- [Exercise requirements] Give a verbatim quotation of every record.

(Items listed in a dataset)
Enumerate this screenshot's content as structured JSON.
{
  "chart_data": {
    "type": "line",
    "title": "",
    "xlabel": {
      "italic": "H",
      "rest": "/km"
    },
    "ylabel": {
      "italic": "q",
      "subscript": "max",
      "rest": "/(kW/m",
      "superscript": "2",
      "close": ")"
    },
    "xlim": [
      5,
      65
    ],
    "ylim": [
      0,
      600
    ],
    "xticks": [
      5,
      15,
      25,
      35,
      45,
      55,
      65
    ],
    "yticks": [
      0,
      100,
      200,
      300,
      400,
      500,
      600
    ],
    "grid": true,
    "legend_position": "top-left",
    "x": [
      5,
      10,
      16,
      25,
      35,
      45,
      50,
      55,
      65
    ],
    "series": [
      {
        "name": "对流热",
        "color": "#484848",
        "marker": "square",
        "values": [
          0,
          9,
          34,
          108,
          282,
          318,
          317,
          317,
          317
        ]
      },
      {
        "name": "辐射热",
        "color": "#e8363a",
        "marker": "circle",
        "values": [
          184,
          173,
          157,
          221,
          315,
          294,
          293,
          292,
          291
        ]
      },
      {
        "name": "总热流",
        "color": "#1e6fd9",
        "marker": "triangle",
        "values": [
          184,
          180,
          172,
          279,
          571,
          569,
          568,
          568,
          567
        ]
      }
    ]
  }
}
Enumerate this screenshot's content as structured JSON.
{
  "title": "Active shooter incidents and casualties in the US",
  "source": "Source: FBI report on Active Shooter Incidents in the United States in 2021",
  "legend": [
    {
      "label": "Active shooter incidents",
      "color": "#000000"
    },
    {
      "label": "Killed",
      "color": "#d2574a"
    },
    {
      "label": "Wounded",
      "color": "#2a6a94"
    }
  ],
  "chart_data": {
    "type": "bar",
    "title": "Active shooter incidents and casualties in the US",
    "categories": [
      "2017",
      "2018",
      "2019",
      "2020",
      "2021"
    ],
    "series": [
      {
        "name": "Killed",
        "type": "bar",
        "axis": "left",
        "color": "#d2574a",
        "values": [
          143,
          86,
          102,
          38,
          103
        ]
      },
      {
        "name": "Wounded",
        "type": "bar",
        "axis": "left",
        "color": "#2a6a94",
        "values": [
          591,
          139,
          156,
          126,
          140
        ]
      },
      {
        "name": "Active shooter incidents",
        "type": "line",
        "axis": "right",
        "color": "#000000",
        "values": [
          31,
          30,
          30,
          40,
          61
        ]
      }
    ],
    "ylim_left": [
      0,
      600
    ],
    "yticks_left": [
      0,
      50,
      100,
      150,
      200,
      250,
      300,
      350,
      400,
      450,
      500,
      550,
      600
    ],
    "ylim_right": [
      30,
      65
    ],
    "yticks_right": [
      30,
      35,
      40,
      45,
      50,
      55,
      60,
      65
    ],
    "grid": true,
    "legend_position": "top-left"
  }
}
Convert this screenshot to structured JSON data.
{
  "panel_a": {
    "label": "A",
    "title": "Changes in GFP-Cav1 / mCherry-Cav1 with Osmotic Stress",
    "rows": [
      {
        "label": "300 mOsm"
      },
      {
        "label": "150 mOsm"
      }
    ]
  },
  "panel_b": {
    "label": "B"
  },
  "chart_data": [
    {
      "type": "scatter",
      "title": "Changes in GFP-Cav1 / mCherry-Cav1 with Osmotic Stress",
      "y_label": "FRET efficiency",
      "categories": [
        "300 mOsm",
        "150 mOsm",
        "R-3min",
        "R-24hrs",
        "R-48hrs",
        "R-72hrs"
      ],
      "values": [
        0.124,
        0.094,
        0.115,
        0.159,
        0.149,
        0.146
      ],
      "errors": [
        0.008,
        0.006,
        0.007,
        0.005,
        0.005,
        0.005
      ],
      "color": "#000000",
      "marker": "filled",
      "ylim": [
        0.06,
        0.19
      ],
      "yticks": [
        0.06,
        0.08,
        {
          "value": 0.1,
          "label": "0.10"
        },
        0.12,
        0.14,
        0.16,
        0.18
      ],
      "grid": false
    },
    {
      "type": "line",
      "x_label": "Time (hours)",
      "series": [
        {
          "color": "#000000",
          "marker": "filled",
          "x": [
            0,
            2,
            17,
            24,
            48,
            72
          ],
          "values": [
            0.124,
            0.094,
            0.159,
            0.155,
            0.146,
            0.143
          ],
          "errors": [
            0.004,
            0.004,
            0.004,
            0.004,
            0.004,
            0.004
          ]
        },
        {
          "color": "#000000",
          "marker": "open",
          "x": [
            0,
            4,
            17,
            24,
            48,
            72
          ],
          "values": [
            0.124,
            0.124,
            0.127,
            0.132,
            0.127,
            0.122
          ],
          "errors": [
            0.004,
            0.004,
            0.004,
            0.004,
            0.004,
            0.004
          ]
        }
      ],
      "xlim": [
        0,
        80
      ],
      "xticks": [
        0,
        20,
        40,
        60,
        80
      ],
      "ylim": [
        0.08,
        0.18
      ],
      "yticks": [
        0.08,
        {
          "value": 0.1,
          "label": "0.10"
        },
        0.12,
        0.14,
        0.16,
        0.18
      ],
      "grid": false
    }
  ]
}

- [Answer for the task]
Enumerate this screenshot's content as structured JSON.
{
  "chart_data": {
    "type": "line",
    "title": "",
    "xlabel": {
      "italic": "H",
      "rest": "/km"
    },
    "ylabel": {
      "italic": "q",
      "subscript": "max",
      "rest": "/(kW/m",
      "superscript": "2",
      "close": ")"
    },
    "xlim": [
      5,
      65
    ],
    "ylim": [
      0,
      600
    ],
    "xticks": [
      5,
      15,
      25,
      35,
      45,
      55,
      65
    ],
    "yticks": [
      0,
      100,
      200,
      300,
      400,
      500,
      600
    ],
    "grid": true,
    "legend_position": "top-left",
    "x": [
      5,
      10,
      16,
      25,
      35,
      45,
      50,
      55,
      65
    ],
    "series": [
      {
        "name": "对流热",
        "color": "#484848",
        "marker": "square",
        "values": [
          0,
          9,
          34,
          108,
          282,
          318,
          317,
          317,
          317
        ]
      },
      {
        "name": "辐射热",
        "color": "#e8363a",
        "marker": "circle",
        "values": [
          184,
          173,
          157,
          221,
          315,
          294,
          293,
          292,
          291
        ]
      },
      {
        "name": "总热流",
        "color": "#1e6fd9",
        "marker": "triangle",
        "values": [
          184,
          180,
          172,
          279,
          571,
          569,
          568,
          568,
          567
        ]
      }
    ]
  }
}
Enumerate this screenshot's content as structured JSON.
{
  "title": "Active shooter incidents and casualties in the US",
  "source": "Source: FBI report on Active Shooter Incidents in the United States in 2021",
  "legend": [
    {
      "label": "Active shooter incidents",
      "color": "#000000"
    },
    {
      "label": "Killed",
      "color": "#d2574a"
    },
    {
      "label": "Wounded",
      "color": "#2a6a94"
    }
  ],
  "chart_data": {
    "type": "bar",
    "title": "Active shooter incidents and casualties in the US",
    "categories": [
      "2017",
      "2018",
      "2019",
      "2020",
      "2021"
    ],
    "series": [
      {
        "name": "Killed",
        "type": "bar",
        "axis": "left",
        "color": "#d2574a",
        "values": [
          143,
          86,
          102,
          38,
          103
        ]
      },
      {
        "name": "Wounded",
        "type": "bar",
        "axis": "left",
        "color": "#2a6a94",
        "values": [
          591,
          139,
          156,
          126,
          140
        ]
      },
      {
        "name": "Active shooter incidents",
        "type": "line",
        "axis": "right",
        "color": "#000000",
        "values": [
          31,
          30,
          30,
          40,
          61
        ]
      }
    ],
    "ylim_left": [
      0,
      600
    ],
    "yticks_left": [
      0,
      50,
      100,
      150,
      200,
      250,
      300,
      350,
      400,
      450,
      500,
      550,
      600
    ],
    "ylim_right": [
      30,
      65
    ],
    "yticks_right": [
      30,
      35,
      40,
      45,
      50,
      55,
      60,
      65
    ],
    "grid": true,
    "legend_position": "top-left"
  }
}
Convert this screenshot to structured JSON data.
{
  "panel_a": {
    "label": "A",
    "title": "Changes in GFP-Cav1 / mCherry-Cav1 with Osmotic Stress",
    "rows": [
      {
        "label": "300 mOsm"
      },
      {
        "label": "150 mOsm"
      }
    ]
  },
  "panel_b": {
    "label": "B"
  },
  "chart_data": [
    {
      "type": "scatter",
      "title": "Changes in GFP-Cav1 / mCherry-Cav1 with Osmotic Stress",
      "y_label": "FRET efficiency",
      "categories": [
        "300 mOsm",
        "150 mOsm",
        "R-3min",
        "R-24hrs",
        "R-48hrs",
        "R-72hrs"
      ],
      "values": [
        0.124,
        0.094,
        0.115,
        0.159,
        0.149,
        0.146
      ],
      "errors": [
        0.008,
        0.006,
        0.007,
        0.005,
        0.005,
        0.005
      ],
      "color": "#000000",
      "marker": "filled",
      "ylim": [
        0.06,
        0.19
      ],
      "yticks": [
        0.06,
        0.08,
        {
          "value": 0.1,
          "label": "0.10"
        },
        0.12,
        0.14,
        0.16,
        0.18
      ],
      "grid": false
    },
    {
      "type": "line",
      "x_label": "Time (hours)",
      "series": [
        {
          "color": "#000000",
          "marker": "filled",
          "x": [
            0,
            2,
            17,
            24,
            48,
            72
          ],
          "values": [
            0.124,
            0.094,
            0.159,
            0.155,
            0.146,
            0.143
          ],
          "errors": [
            0.004,
            0.004,
            0.004,
            0.004,
            0.004,
            0.004
          ]
        },
        {
          "color": "#000000",
          "marker": "open",
          "x": [
            0,
            4,
            17,
            24,
            48,
            72
          ],
          "values": [
            0.124,
            0.124,
            0.127,
            0.132,
            0.127,
            0.122
          ],
          "errors": [
            0.004,
            0.004,
            0.004,
            0.004,
            0.004,
            0.004
          ]
        }
      ],
      "xlim": [
        0,
        80
      ],
      "xticks": [
        0,
        20,
        40,
        60,
        80
      ],
      "ylim": [
        0.08,
        0.18
      ],
      "yticks": [
        0.08,
        {
          "value": 0.1,
          "label": "0.10"
        },
        0.12,
        0.14,
        0.16,
        0.18
      ],
      "grid": false
    }
  ]
}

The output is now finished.